What you need to do:
Can you find the lines of the listing that include "подростков" and copy every one?

Supplied records:
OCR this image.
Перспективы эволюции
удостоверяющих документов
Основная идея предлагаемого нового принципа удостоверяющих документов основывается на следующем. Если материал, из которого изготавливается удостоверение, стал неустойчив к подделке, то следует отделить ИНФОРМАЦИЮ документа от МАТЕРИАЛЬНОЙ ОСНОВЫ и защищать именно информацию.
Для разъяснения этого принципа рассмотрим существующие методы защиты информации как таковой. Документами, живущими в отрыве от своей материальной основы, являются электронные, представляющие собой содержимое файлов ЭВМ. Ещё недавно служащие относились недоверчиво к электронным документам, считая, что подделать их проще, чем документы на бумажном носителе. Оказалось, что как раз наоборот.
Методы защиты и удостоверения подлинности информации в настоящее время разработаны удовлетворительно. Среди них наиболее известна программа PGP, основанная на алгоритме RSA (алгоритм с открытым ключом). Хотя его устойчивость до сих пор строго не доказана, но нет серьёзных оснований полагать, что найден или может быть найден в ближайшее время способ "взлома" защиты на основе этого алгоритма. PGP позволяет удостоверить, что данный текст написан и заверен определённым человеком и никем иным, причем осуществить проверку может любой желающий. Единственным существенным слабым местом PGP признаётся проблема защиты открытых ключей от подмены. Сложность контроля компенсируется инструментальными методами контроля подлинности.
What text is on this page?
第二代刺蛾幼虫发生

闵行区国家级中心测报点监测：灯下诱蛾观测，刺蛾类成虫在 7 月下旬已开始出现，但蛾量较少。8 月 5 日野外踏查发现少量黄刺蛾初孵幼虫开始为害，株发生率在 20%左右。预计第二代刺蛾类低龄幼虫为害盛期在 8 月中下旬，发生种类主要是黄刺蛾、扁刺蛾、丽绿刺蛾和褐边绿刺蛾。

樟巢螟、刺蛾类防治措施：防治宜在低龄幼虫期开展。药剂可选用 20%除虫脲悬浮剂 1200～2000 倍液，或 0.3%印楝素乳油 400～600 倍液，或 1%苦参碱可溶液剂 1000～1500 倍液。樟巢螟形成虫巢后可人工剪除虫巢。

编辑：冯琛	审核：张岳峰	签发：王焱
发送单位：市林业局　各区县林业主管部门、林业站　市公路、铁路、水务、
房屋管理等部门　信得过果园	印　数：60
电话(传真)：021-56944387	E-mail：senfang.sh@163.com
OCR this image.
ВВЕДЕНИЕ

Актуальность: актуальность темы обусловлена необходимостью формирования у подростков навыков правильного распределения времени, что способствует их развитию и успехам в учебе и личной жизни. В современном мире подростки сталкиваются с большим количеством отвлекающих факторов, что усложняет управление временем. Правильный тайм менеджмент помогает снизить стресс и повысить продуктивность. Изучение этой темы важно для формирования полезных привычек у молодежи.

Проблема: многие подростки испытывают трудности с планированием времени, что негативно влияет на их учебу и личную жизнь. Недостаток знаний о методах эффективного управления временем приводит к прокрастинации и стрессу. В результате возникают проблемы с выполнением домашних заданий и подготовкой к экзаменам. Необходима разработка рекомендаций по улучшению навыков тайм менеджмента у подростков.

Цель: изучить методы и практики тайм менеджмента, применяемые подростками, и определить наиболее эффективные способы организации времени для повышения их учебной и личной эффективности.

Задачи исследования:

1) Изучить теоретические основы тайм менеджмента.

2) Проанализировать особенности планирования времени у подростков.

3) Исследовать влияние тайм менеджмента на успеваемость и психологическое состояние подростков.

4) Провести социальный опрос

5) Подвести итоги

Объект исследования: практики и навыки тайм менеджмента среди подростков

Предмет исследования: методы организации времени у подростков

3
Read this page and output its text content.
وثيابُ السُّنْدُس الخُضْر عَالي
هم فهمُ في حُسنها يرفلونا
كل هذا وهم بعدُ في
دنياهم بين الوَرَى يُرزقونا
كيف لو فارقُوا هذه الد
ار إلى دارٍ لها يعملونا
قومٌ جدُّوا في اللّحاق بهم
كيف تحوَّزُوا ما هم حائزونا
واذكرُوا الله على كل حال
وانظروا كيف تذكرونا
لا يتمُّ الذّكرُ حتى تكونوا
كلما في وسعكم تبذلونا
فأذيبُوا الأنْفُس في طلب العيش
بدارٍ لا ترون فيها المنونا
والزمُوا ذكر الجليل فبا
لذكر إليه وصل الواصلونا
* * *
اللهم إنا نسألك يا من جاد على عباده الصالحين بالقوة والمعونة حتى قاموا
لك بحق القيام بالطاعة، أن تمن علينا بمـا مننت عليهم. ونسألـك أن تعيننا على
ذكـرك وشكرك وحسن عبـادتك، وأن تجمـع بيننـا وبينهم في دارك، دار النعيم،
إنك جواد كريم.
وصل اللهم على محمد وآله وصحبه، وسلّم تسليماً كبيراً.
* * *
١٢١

Written solution:
Актуальность: актуальность темы обусловлена необходимостью формирования у подростков навыков правильного распределения времени, что способствует их развитию и успехам в учебе и личной жизни. В современном мире подростки сталкиваются с большим количеством отвлекающих факторов, что усложняет управление временем. Правильный тайм менеджмент помогает снизить стресс и повысить продуктивность. Изучение этой темы важно для формирования полезных привычек у молодежи.
Проблема: многие подростки испытывают трудности с планированием времени, что негативно влияет на их учебу и личную жизнь. Недостаток знаний о методах эффективного управления временем приводит к прокрастинации и стрессу. В результате возникают проблемы с выполнением домашних заданий и подготовкой к экзаменам. Необходима разработка рекомендаций по улучшению навыков тайм менеджмента у подростков.
2) Проанализировать особенности планирования времени у подростков.
3) Исследовать влияние тайм менеджмента на успеваемость и психологическое состояние подростков.
Объект исследования: практики и навыки тайм менеджмента среди подростков
Предмет исследования: методы организации времени у подростков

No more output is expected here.